■ **Exercise task**
Please restate the following records word for word.

■ **Provided material**
- - -
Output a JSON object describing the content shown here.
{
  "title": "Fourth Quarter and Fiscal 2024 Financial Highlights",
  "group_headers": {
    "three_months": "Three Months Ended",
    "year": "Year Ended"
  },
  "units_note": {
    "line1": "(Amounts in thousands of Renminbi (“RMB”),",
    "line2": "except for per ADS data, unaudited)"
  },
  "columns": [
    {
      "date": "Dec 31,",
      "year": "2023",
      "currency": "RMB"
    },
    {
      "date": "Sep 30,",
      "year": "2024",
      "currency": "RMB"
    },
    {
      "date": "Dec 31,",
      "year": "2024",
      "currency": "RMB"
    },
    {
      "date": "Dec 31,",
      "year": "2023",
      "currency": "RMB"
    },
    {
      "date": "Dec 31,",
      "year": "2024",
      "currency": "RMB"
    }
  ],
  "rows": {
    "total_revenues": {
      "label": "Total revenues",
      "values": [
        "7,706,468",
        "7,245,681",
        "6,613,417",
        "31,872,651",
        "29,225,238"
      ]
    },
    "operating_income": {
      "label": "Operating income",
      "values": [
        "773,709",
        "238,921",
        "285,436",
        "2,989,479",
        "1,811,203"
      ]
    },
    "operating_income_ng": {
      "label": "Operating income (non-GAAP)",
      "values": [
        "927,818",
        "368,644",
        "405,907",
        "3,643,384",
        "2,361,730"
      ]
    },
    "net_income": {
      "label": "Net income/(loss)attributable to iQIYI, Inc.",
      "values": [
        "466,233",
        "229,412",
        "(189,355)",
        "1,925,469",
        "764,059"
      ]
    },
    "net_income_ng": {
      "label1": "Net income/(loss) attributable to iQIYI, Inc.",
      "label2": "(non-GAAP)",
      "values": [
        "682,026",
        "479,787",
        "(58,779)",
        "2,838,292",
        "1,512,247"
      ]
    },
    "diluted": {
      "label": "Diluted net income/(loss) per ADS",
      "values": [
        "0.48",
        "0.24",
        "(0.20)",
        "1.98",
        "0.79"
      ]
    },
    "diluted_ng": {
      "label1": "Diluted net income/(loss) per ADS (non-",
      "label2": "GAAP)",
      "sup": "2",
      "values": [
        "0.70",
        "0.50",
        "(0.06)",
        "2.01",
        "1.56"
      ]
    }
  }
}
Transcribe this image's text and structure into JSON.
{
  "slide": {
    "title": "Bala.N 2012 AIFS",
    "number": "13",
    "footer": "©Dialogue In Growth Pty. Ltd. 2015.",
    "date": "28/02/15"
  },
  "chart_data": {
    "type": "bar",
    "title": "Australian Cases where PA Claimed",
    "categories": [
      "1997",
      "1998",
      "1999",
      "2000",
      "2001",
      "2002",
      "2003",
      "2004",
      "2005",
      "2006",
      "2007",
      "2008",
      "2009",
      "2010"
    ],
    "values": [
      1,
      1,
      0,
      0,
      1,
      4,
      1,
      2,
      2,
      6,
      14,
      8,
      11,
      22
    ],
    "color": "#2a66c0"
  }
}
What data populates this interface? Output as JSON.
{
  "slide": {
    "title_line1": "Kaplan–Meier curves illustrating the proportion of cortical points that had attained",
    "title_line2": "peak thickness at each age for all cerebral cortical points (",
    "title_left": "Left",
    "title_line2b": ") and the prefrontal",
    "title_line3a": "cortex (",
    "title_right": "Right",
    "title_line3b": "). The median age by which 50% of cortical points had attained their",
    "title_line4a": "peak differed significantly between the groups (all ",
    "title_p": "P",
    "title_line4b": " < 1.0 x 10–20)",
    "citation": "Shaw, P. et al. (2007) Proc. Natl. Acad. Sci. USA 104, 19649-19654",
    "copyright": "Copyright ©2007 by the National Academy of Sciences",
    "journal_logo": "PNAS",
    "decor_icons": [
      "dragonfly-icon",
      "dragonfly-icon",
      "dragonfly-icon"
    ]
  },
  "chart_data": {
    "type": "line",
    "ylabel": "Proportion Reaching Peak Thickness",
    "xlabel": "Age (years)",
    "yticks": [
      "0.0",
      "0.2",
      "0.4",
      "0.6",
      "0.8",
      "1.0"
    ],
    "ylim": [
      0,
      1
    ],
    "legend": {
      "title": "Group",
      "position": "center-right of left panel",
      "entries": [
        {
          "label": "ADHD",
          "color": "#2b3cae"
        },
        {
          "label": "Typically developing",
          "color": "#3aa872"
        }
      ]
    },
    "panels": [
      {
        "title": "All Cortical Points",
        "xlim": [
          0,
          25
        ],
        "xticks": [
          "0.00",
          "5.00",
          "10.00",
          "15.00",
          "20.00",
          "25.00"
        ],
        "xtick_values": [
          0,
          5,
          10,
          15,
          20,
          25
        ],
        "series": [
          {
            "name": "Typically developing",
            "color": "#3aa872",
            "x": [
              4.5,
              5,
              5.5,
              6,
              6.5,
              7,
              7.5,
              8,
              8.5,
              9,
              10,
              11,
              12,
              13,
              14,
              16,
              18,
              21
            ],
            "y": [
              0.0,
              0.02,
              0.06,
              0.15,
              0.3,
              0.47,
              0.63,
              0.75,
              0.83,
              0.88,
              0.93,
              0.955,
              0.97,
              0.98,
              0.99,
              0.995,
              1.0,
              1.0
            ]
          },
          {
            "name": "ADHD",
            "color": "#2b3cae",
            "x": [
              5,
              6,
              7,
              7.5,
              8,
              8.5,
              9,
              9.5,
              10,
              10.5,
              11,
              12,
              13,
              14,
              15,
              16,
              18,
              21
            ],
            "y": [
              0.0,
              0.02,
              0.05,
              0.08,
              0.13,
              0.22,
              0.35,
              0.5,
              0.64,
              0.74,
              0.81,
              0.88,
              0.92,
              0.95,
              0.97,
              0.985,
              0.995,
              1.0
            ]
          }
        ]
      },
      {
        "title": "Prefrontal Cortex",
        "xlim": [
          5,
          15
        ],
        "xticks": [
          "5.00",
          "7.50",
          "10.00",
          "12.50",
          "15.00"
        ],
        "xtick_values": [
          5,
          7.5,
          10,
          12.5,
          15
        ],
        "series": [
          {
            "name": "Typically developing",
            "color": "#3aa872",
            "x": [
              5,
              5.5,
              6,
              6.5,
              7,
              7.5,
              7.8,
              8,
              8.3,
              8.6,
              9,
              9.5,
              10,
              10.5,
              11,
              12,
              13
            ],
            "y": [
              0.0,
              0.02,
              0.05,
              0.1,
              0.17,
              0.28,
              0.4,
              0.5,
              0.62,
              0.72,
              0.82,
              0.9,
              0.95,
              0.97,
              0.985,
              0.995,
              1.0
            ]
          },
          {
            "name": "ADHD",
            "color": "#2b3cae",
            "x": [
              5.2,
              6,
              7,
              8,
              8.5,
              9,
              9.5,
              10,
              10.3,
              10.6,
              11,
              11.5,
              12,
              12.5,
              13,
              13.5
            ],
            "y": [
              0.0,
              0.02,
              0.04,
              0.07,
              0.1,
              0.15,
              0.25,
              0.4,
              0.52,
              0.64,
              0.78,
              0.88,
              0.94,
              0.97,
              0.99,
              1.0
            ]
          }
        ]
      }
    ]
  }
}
- - -
■ **Result for this task**
Output a JSON object describing the content shown here.
{
  "title": "Fourth Quarter and Fiscal 2024 Financial Highlights",
  "group_headers": {
    "three_months": "Three Months Ended",
    "year": "Year Ended"
  },
  "units_note": {
    "line1": "(Amounts in thousands of Renminbi (“RMB”),",
    "line2": "except for per ADS data, unaudited)"
  },
  "columns": [
    {
      "date": "Dec 31,",
      "year": "2023",
      "currency": "RMB"
    },
    {
      "date": "Sep 30,",
      "year": "2024",
      "currency": "RMB"
    },
    {
      "date": "Dec 31,",
      "year": "2024",
      "currency": "RMB"
    },
    {
      "date": "Dec 31,",
      "year": "2023",
      "currency": "RMB"
    },
    {
      "date": "Dec 31,",
      "year": "2024",
      "currency": "RMB"
    }
  ],
  "rows": {
    "total_revenues": {
      "label": "Total revenues",
      "values": [
        "7,706,468",
        "7,245,681",
        "6,613,417",
        "31,872,651",
        "29,225,238"
      ]
    },
    "operating_income": {
      "label": "Operating income",
      "values": [
        "773,709",
        "238,921",
        "285,436",
        "2,989,479",
        "1,811,203"
      ]
    },
    "operating_income_ng": {
      "label": "Operating income (non-GAAP)",
      "values": [
        "927,818",
        "368,644",
        "405,907",
        "3,643,384",
        "2,361,730"
      ]
    },
    "net_income": {
      "label": "Net income/(loss)attributable to iQIYI, Inc.",
      "values": [
        "466,233",
        "229,412",
        "(189,355)",
        "1,925,469",
        "764,059"
      ]
    },
    "net_income_ng": {
      "label1": "Net income/(loss) attributable to iQIYI, Inc.",
      "label2": "(non-GAAP)",
      "values": [
        "682,026",
        "479,787",
        "(58,779)",
        "2,838,292",
        "1,512,247"
      ]
    },
    "diluted": {
      "label": "Diluted net income/(loss) per ADS",
      "values": [
        "0.48",
        "0.24",
        "(0.20)",
        "1.98",
        "0.79"
      ]
    },
    "diluted_ng": {
      "label1": "Diluted net income/(loss) per ADS (non-",
      "label2": "GAAP)",
      "sup": "2",
      "values": [
        "0.70",
        "0.50",
        "(0.06)",
        "2.01",
        "1.56"
      ]
    }
  }
}
Transcribe this image's text and structure into JSON.
{
  "slide": {
    "title": "Bala.N 2012 AIFS",
    "number": "13",
    "footer": "©Dialogue In Growth Pty. Ltd. 2015.",
    "date": "28/02/15"
  },
  "chart_data": {
    "type": "bar",
    "title": "Australian Cases where PA Claimed",
    "categories": [
      "1997",
      "1998",
      "1999",
      "2000",
      "2001",
      "2002",
      "2003",
      "2004",
      "2005",
      "2006",
      "2007",
      "2008",
      "2009",
      "2010"
    ],
    "values": [
      1,
      1,
      0,
      0,
      1,
      4,
      1,
      2,
      2,
      6,
      14,
      8,
      11,
      22
    ],
    "color": "#2a66c0"
  }
}
What data populates this interface? Output as JSON.
{
  "slide": {
    "title_line1": "Kaplan–Meier curves illustrating the proportion of cortical points that had attained",
    "title_line2": "peak thickness at each age for all cerebral cortical points (",
    "title_left": "Left",
    "title_line2b": ") and the prefrontal",
    "title_line3a": "cortex (",
    "title_right": "Right",
    "title_line3b": "). The median age by which 50% of cortical points had attained their",
    "title_line4a": "peak differed significantly between the groups (all ",
    "title_p": "P",
    "title_line4b": " < 1.0 x 10–20)",
    "citation": "Shaw, P. et al. (2007) Proc. Natl. Acad. Sci. USA 104, 19649-19654",
    "copyright": "Copyright ©2007 by the National Academy of Sciences",
    "journal_logo": "PNAS",
    "decor_icons": [
      "dragonfly-icon",
      "dragonfly-icon",
      "dragonfly-icon"
    ]
  },
  "chart_data": {
    "type": "line",
    "ylabel": "Proportion Reaching Peak Thickness",
    "xlabel": "Age (years)",
    "yticks": [
      "0.0",
      "0.2",
      "0.4",
      "0.6",
      "0.8",
      "1.0"
    ],
    "ylim": [
      0,
      1
    ],
    "legend": {
      "title": "Group",
      "position": "center-right of left panel",
      "entries": [
        {
          "label": "ADHD",
          "color": "#2b3cae"
        },
        {
          "label": "Typically developing",
          "color": "#3aa872"
        }
      ]
    },
    "panels": [
      {
        "title": "All Cortical Points",
        "xlim": [
          0,
          25
        ],
        "xticks": [
          "0.00",
          "5.00",
          "10.00",
          "15.00",
          "20.00",
          "25.00"
        ],
        "xtick_values": [
          0,
          5,
          10,
          15,
          20,
          25
        ],
        "series": [
          {
            "name": "Typically developing",
            "color": "#3aa872",
            "x": [
              4.5,
              5,
              5.5,
              6,
              6.5,
              7,
              7.5,
              8,
              8.5,
              9,
              10,
              11,
              12,
              13,
              14,
              16,
              18,
              21
            ],
            "y": [
              0.0,
              0.02,
              0.06,
              0.15,
              0.3,
              0.47,
              0.63,
              0.75,
              0.83,
              0.88,
              0.93,
              0.955,
              0.97,
              0.98,
              0.99,
              0.995,
              1.0,
              1.0
            ]
          },
          {
            "name": "ADHD",
            "color": "#2b3cae",
            "x": [
              5,
              6,
              7,
              7.5,
              8,
              8.5,
              9,
              9.5,
              10,
              10.5,
              11,
              12,
              13,
              14,
              15,
              16,
              18,
              21
            ],
            "y": [
              0.0,
              0.02,
              0.05,
              0.08,
              0.13,
              0.22,
              0.35,
              0.5,
              0.64,
              0.74,
              0.81,
              0.88,
              0.92,
              0.95,
              0.97,
              0.985,
              0.995,
              1.0
            ]
          }
        ]
      },
      {
        "title": "Prefrontal Cortex",
        "xlim": [
          5,
          15
        ],
        "xticks": [
          "5.00",
          "7.50",
          "10.00",
          "12.50",
          "15.00"
        ],
        "xtick_values": [
          5,
          7.5,
          10,
          12.5,
          15
        ],
        "series": [
          {
            "name": "Typically developing",
            "color": "#3aa872",
            "x": [
              5,
              5.5,
              6,
              6.5,
              7,
              7.5,
              7.8,
              8,
              8.3,
              8.6,
              9,
              9.5,
              10,
              10.5,
              11,
              12,
              13
            ],
            "y": [
              0.0,
              0.02,
              0.05,
              0.1,
              0.17,
              0.28,
              0.4,
              0.5,
              0.62,
              0.72,
              0.82,
              0.9,
              0.95,
              0.97,
              0.985,
              0.995,
              1.0
            ]
          },
          {
            "name": "ADHD",
            "color": "#2b3cae",
            "x": [
              5.2,
              6,
              7,
              8,
              8.5,
              9,
              9.5,
              10,
              10.3,
              10.6,
              11,
              11.5,
              12,
              12.5,
              13,
              13.5
            ],
            "y": [
              0.0,
              0.02,
              0.04,
              0.07,
              0.1,
              0.15,
              0.25,
              0.4,
              0.52,
              0.64,
              0.78,
              0.88,
              0.94,
              0.97,
              0.99,
              1.0
            ]
          }
        ]
      }
    ]
  }
}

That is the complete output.